━━ Records to use

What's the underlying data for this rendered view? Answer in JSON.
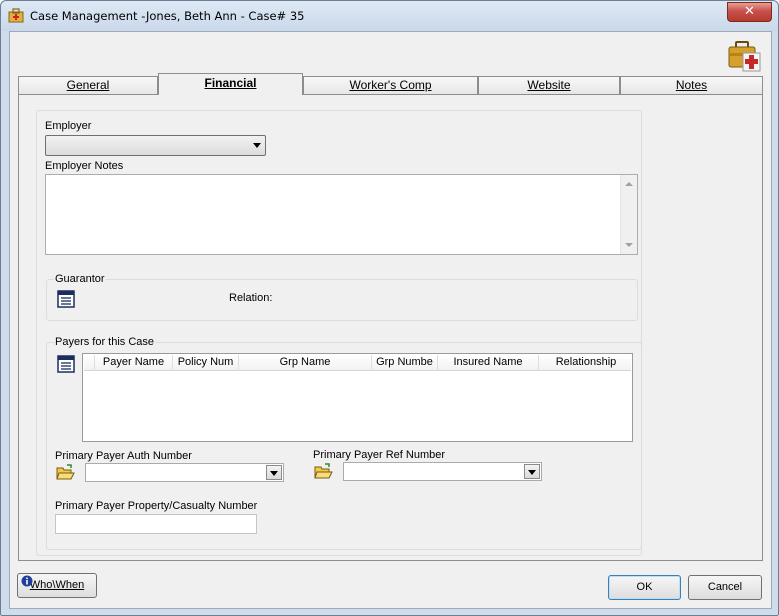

━━━━
━━ Records to use

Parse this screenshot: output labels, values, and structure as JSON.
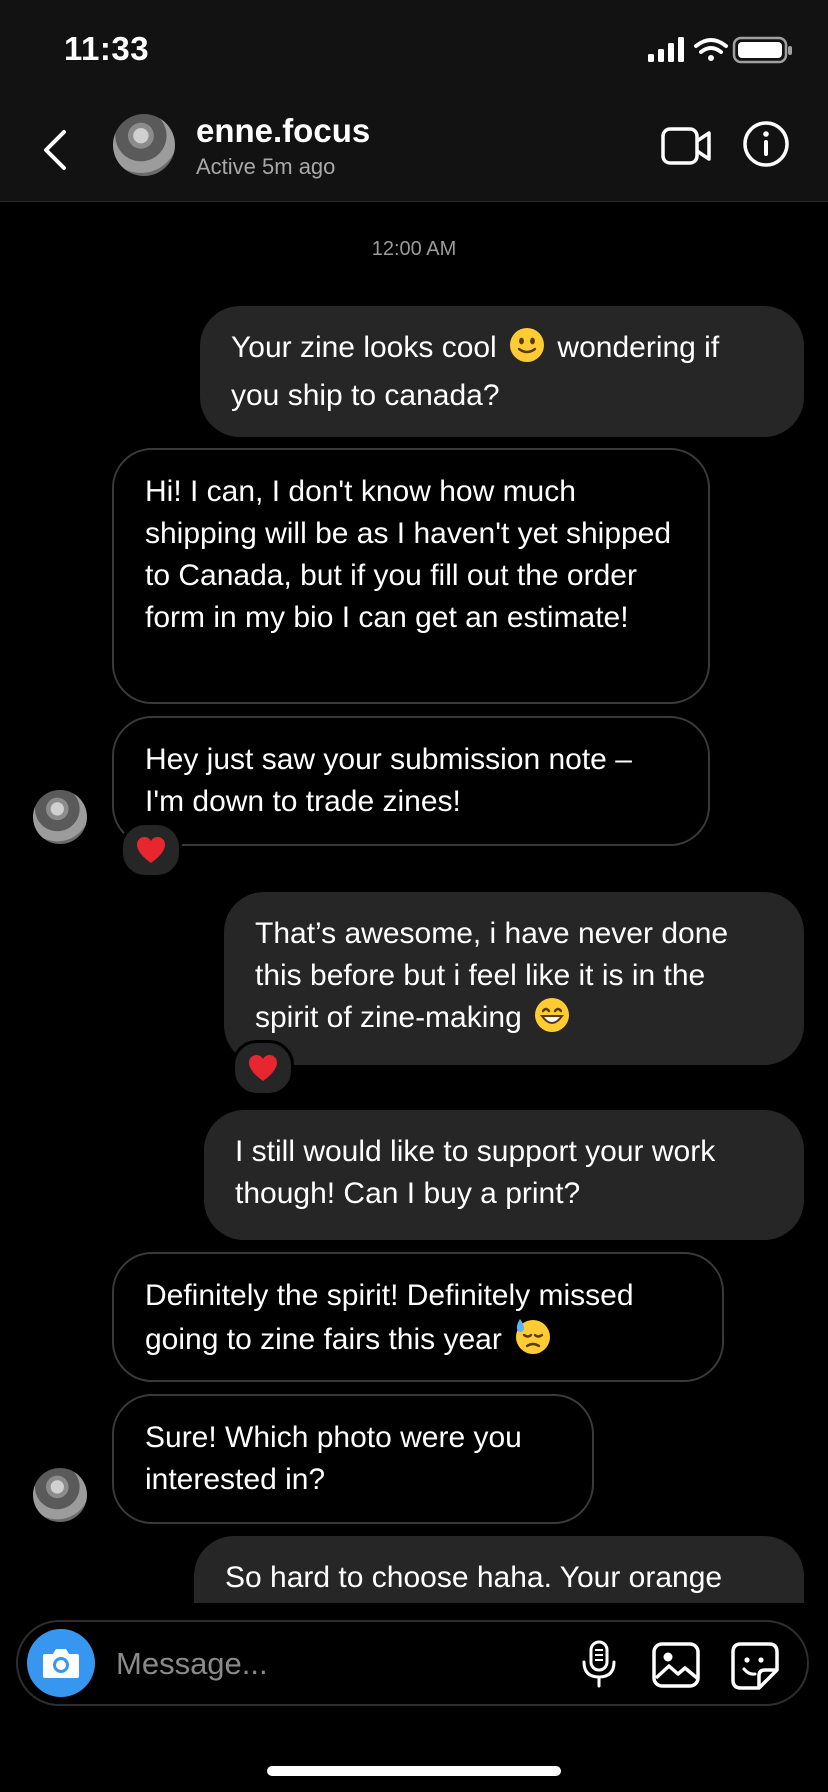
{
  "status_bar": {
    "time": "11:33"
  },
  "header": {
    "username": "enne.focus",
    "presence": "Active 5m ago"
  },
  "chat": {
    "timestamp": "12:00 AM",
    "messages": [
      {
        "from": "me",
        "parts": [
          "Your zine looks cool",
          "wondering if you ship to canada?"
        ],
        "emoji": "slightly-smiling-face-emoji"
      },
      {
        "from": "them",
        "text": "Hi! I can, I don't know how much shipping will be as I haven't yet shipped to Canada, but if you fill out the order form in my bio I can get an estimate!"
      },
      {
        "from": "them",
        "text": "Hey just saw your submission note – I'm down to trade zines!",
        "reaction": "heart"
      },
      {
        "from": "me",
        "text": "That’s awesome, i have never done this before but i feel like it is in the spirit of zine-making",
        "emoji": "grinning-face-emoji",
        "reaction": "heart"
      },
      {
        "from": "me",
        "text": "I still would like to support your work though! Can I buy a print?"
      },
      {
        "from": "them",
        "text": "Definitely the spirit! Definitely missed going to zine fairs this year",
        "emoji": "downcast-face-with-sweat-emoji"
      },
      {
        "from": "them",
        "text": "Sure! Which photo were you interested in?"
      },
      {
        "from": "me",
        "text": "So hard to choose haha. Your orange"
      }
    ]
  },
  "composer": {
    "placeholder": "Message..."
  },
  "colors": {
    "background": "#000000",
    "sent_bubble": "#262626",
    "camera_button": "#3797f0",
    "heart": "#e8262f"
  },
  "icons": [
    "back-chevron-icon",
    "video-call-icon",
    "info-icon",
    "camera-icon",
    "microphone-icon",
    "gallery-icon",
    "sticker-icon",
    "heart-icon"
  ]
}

━━━━
━━ Records to use

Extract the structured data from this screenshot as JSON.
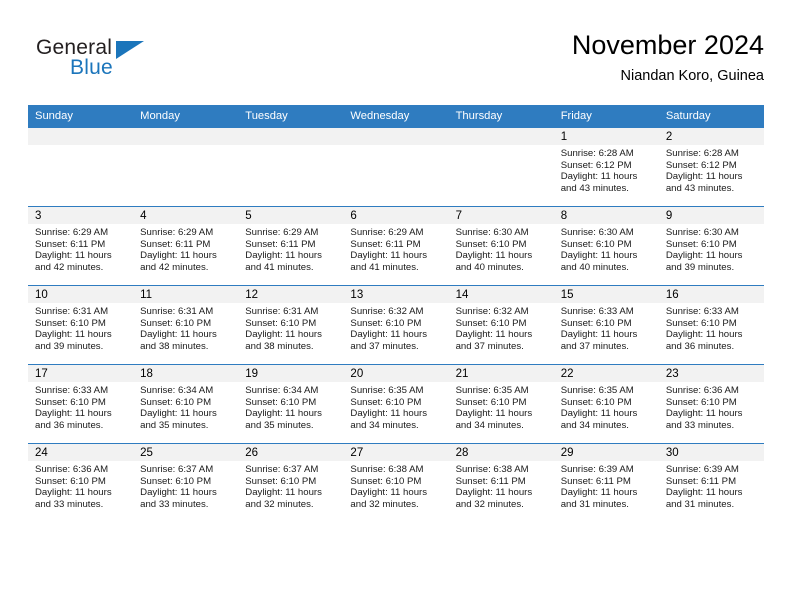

━━━━

## Instruction:
Using the entries above, return each line in which the word "data" occurs.

## In response:
What's the underlying data for this rendered view? Answer in JSON.
Extract the structured data from this screenshot as JSON.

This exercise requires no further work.